--- Entries provided ---
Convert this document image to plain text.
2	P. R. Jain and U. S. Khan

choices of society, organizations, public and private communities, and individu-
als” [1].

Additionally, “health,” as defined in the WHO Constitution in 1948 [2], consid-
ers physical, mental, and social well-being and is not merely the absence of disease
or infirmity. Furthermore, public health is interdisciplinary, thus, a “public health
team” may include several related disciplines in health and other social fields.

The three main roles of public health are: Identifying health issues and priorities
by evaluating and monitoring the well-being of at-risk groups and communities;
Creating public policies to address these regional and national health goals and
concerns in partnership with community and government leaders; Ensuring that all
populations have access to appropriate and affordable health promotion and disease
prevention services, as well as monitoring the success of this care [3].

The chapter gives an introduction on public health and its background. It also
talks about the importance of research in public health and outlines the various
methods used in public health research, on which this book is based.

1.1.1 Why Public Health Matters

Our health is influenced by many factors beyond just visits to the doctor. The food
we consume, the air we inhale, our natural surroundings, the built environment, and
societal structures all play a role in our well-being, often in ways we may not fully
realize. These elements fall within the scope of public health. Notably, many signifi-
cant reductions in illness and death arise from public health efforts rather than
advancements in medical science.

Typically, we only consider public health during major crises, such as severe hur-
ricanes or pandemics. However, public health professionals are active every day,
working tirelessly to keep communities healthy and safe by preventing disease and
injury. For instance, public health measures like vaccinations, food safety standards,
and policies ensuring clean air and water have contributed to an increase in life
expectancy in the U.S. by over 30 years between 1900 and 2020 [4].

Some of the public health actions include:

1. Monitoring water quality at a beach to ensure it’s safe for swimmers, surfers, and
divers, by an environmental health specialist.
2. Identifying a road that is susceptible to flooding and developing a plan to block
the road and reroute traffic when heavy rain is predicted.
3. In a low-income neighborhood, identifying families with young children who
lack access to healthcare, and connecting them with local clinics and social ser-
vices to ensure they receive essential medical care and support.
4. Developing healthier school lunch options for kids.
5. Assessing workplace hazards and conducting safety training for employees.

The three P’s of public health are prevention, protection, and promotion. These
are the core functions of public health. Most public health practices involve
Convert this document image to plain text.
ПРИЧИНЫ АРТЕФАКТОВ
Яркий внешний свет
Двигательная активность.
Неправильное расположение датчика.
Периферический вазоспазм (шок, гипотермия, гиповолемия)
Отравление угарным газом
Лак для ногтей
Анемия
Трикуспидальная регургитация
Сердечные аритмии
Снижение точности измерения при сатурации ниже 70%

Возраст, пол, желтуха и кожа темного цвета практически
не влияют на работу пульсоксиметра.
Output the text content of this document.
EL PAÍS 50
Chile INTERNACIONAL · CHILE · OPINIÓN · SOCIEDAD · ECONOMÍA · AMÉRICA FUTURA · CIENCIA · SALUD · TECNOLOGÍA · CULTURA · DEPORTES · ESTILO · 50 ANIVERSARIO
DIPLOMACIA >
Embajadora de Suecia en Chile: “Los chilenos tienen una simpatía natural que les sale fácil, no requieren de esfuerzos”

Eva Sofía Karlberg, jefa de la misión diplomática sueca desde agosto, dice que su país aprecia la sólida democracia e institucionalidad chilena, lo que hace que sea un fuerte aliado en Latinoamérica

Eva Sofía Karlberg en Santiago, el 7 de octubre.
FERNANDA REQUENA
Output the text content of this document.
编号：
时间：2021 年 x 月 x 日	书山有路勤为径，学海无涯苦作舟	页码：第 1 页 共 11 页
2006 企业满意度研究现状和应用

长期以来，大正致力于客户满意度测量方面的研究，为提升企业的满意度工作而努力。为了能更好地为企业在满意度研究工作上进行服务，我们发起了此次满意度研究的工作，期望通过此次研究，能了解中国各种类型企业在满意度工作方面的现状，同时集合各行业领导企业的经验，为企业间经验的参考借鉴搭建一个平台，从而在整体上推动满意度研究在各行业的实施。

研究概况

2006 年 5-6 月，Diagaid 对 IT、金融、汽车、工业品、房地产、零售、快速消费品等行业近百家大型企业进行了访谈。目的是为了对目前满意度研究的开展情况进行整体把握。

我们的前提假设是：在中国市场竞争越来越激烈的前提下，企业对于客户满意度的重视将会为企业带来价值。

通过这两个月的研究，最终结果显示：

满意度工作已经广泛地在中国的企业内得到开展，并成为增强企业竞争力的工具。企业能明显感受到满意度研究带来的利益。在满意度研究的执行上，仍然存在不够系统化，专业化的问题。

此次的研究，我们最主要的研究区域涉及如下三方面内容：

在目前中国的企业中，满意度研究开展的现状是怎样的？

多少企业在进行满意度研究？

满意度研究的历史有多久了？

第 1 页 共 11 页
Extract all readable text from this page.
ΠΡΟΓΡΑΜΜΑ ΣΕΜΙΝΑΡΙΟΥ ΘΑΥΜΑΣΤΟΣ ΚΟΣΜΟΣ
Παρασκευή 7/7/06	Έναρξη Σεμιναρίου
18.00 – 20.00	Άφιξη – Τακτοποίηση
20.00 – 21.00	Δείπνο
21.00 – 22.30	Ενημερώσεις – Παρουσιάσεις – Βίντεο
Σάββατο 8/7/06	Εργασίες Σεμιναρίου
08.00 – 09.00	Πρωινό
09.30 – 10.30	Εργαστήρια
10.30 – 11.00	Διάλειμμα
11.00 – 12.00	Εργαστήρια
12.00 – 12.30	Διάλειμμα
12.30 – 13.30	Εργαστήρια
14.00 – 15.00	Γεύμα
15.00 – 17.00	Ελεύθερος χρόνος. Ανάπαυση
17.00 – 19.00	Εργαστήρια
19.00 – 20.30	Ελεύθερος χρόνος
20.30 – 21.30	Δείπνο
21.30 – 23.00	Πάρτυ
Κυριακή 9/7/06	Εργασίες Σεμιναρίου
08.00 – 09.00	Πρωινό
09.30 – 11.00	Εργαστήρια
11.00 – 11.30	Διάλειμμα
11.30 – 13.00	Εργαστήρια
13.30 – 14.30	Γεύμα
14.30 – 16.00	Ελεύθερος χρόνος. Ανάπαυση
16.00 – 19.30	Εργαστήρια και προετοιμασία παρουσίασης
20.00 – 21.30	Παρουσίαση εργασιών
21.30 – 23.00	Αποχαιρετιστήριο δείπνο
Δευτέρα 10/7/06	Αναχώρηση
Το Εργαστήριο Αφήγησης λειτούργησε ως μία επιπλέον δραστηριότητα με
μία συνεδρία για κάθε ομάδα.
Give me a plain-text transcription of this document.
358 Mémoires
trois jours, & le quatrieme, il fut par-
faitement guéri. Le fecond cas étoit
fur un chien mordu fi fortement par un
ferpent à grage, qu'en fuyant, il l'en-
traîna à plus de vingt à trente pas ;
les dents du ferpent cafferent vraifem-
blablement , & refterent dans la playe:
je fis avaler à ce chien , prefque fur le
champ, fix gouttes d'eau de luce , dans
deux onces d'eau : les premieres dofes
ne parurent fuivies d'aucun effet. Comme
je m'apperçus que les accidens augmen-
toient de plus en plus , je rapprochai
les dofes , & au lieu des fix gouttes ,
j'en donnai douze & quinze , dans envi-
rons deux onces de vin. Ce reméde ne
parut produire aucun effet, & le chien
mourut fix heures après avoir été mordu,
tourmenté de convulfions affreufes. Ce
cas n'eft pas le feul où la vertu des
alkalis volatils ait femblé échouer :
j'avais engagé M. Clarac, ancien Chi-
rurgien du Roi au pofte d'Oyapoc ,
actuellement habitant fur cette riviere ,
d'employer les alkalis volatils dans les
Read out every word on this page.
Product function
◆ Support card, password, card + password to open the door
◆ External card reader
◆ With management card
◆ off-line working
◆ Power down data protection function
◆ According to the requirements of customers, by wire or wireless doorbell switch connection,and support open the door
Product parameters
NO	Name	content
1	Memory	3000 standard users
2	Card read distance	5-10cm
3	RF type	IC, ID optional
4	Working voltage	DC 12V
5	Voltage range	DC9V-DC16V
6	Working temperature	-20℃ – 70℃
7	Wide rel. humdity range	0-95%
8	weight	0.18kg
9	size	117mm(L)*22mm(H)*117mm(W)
---
Report all lines of the data above that include the string "access".

populations have access to appropriate and affordable health promotion and disease
lack access to healthcare, and connecting them with local clinics and social ser-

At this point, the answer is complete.